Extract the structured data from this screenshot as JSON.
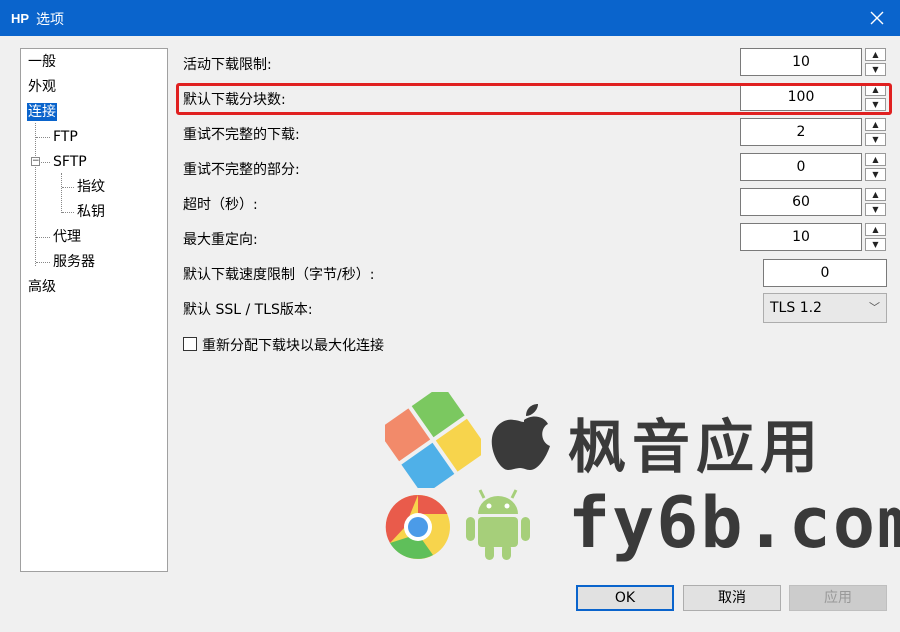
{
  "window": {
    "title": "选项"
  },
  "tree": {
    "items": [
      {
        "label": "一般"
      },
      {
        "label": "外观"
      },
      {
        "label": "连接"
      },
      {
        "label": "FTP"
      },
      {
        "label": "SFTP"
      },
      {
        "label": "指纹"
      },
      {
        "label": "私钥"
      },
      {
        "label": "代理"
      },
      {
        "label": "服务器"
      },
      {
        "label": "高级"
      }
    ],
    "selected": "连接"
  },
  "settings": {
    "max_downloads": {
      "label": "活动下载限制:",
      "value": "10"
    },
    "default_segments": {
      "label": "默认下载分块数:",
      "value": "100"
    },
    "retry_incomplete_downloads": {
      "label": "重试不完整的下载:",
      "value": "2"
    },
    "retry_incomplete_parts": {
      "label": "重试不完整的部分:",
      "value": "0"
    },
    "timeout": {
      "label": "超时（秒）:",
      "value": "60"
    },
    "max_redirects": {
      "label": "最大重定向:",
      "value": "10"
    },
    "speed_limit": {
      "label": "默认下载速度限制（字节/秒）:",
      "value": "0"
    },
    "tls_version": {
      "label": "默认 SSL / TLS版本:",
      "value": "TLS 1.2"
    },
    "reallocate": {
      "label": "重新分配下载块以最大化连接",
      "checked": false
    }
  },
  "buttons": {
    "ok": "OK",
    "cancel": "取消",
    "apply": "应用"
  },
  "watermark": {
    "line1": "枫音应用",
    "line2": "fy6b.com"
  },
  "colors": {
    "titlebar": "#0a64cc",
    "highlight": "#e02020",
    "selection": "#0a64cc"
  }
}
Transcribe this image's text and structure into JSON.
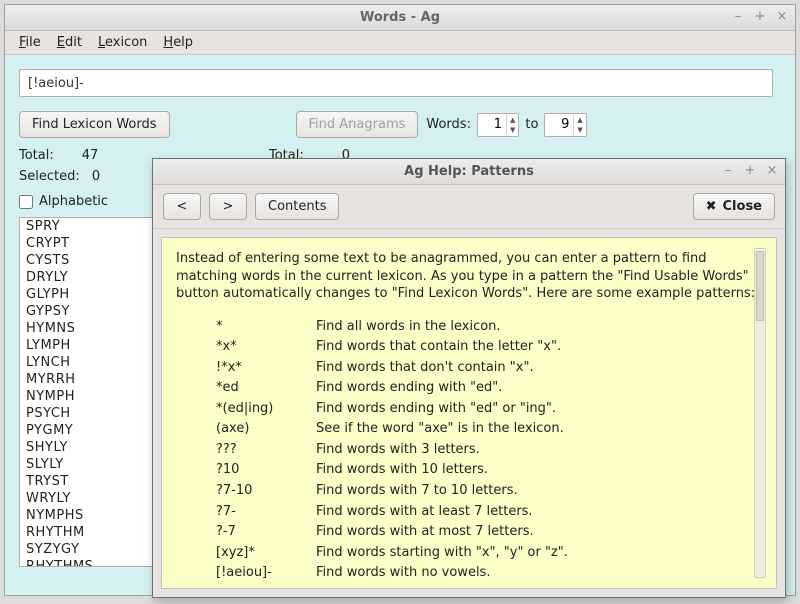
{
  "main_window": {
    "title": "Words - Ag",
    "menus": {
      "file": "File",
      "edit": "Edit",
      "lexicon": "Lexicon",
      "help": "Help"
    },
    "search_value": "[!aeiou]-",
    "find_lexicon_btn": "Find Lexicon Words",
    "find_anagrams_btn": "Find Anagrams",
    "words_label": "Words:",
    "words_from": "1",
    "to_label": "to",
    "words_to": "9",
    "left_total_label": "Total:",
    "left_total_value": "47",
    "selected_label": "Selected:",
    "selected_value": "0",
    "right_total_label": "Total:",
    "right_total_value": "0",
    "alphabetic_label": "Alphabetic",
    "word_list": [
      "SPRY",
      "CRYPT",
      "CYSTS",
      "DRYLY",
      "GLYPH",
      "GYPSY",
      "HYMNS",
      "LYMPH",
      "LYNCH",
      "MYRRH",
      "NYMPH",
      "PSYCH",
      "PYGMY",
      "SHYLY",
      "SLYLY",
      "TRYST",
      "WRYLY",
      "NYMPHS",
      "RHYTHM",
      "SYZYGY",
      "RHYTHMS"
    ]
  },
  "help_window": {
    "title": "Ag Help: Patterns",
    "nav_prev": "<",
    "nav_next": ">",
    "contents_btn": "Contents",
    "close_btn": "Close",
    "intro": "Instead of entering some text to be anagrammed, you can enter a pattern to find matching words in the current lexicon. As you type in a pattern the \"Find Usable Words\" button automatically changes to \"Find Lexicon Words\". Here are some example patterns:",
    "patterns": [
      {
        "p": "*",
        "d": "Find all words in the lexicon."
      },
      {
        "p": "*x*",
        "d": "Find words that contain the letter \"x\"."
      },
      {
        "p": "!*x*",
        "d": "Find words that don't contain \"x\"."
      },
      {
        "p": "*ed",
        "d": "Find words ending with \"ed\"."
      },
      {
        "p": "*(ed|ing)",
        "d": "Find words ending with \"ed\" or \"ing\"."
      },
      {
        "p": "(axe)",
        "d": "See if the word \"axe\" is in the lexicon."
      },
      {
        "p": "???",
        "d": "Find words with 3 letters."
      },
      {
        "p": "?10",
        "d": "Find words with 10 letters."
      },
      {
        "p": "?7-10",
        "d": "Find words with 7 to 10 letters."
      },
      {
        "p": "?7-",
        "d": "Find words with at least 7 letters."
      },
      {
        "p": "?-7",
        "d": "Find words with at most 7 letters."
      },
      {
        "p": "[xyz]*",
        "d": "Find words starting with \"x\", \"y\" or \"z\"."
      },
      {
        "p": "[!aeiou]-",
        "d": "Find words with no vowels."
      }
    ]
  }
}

--------------------------------------------------

▶ [WHAT THIS TASK INVOLVES]:
Repeat the records word for word. Any picture in them should be left out.

▶ [EXERCISE OUTPUT]:
Extract the structured data from this screenshot as JSON.
{
  "window": {
    "title": "选项"
  },
  "tree": {
    "items": [
      {
        "label": "一般"
      },
      {
        "label": "外观"
      },
      {
        "label": "连接"
      },
      {
        "label": "FTP"
      },
      {
        "label": "SFTP"
      },
      {
        "label": "指纹"
      },
      {
        "label": "私钥"
      },
      {
        "label": "代理"
      },
      {
        "label": "服务器"
      },
      {
        "label": "高级"
      }
    ],
    "selected": "连接"
  },
  "settings": {
    "max_downloads": {
      "label": "活动下载限制:",
      "value": "10"
    },
    "default_segments": {
      "label": "默认下载分块数:",
      "value": "100"
    },
    "retry_incomplete_downloads": {
      "label": "重试不完整的下载:",
      "value": "2"
    },
    "retry_incomplete_parts": {
      "label": "重试不完整的部分:",
      "value": "0"
    },
    "timeout": {
      "label": "超时（秒）:",
      "value": "60"
    },
    "max_redirects": {
      "label": "最大重定向:",
      "value": "10"
    },
    "speed_limit": {
      "label": "默认下载速度限制（字节/秒）:",
      "value": "0"
    },
    "tls_version": {
      "label": "默认 SSL / TLS版本:",
      "value": "TLS 1.2"
    },
    "reallocate": {
      "label": "重新分配下载块以最大化连接",
      "checked": false
    }
  },
  "buttons": {
    "ok": "OK",
    "cancel": "取消",
    "apply": "应用"
  },
  "watermark": {
    "line1": "枫音应用",
    "line2": "fy6b.com"
  },
  "colors": {
    "titlebar": "#0a64cc",
    "highlight": "#e02020",
    "selection": "#0a64cc"
  }
}
Transcribe this image's text and structure into JSON.
{
  "main_window": {
    "title": "Words - Ag",
    "menus": {
      "file": "File",
      "edit": "Edit",
      "lexicon": "Lexicon",
      "help": "Help"
    },
    "search_value": "[!aeiou]-",
    "find_lexicon_btn": "Find Lexicon Words",
    "find_anagrams_btn": "Find Anagrams",
    "words_label": "Words:",
    "words_from": "1",
    "to_label": "to",
    "words_to": "9",
    "left_total_label": "Total:",
    "left_total_value": "47",
    "selected_label": "Selected:",
    "selected_value": "0",
    "right_total_label": "Total:",
    "right_total_value": "0",
    "alphabetic_label": "Alphabetic",
    "word_list": [
      "SPRY",
      "CRYPT",
      "CYSTS",
      "DRYLY",
      "GLYPH",
      "GYPSY",
      "HYMNS",
      "LYMPH",
      "LYNCH",
      "MYRRH",
      "NYMPH",
      "PSYCH",
      "PYGMY",
      "SHYLY",
      "SLYLY",
      "TRYST",
      "WRYLY",
      "NYMPHS",
      "RHYTHM",
      "SYZYGY",
      "RHYTHMS"
    ]
  },
  "help_window": {
    "title": "Ag Help: Patterns",
    "nav_prev": "<",
    "nav_next": ">",
    "contents_btn": "Contents",
    "close_btn": "Close",
    "intro": "Instead of entering some text to be anagrammed, you can enter a pattern to find matching words in the current lexicon. As you type in a pattern the \"Find Usable Words\" button automatically changes to \"Find Lexicon Words\". Here are some example patterns:",
    "patterns": [
      {
        "p": "*",
        "d": "Find all words in the lexicon."
      },
      {
        "p": "*x*",
        "d": "Find words that contain the letter \"x\"."
      },
      {
        "p": "!*x*",
        "d": "Find words that don't contain \"x\"."
      },
      {
        "p": "*ed",
        "d": "Find words ending with \"ed\"."
      },
      {
        "p": "*(ed|ing)",
        "d": "Find words ending with \"ed\" or \"ing\"."
      },
      {
        "p": "(axe)",
        "d": "See if the word \"axe\" is in the lexicon."
      },
      {
        "p": "???",
        "d": "Find words with 3 letters."
      },
      {
        "p": "?10",
        "d": "Find words with 10 letters."
      },
      {
        "p": "?7-10",
        "d": "Find words with 7 to 10 letters."
      },
      {
        "p": "?7-",
        "d": "Find words with at least 7 letters."
      },
      {
        "p": "?-7",
        "d": "Find words with at most 7 letters."
      },
      {
        "p": "[xyz]*",
        "d": "Find words starting with \"x\", \"y\" or \"z\"."
      },
      {
        "p": "[!aeiou]-",
        "d": "Find words with no vowels."
      }
    ]
  }
}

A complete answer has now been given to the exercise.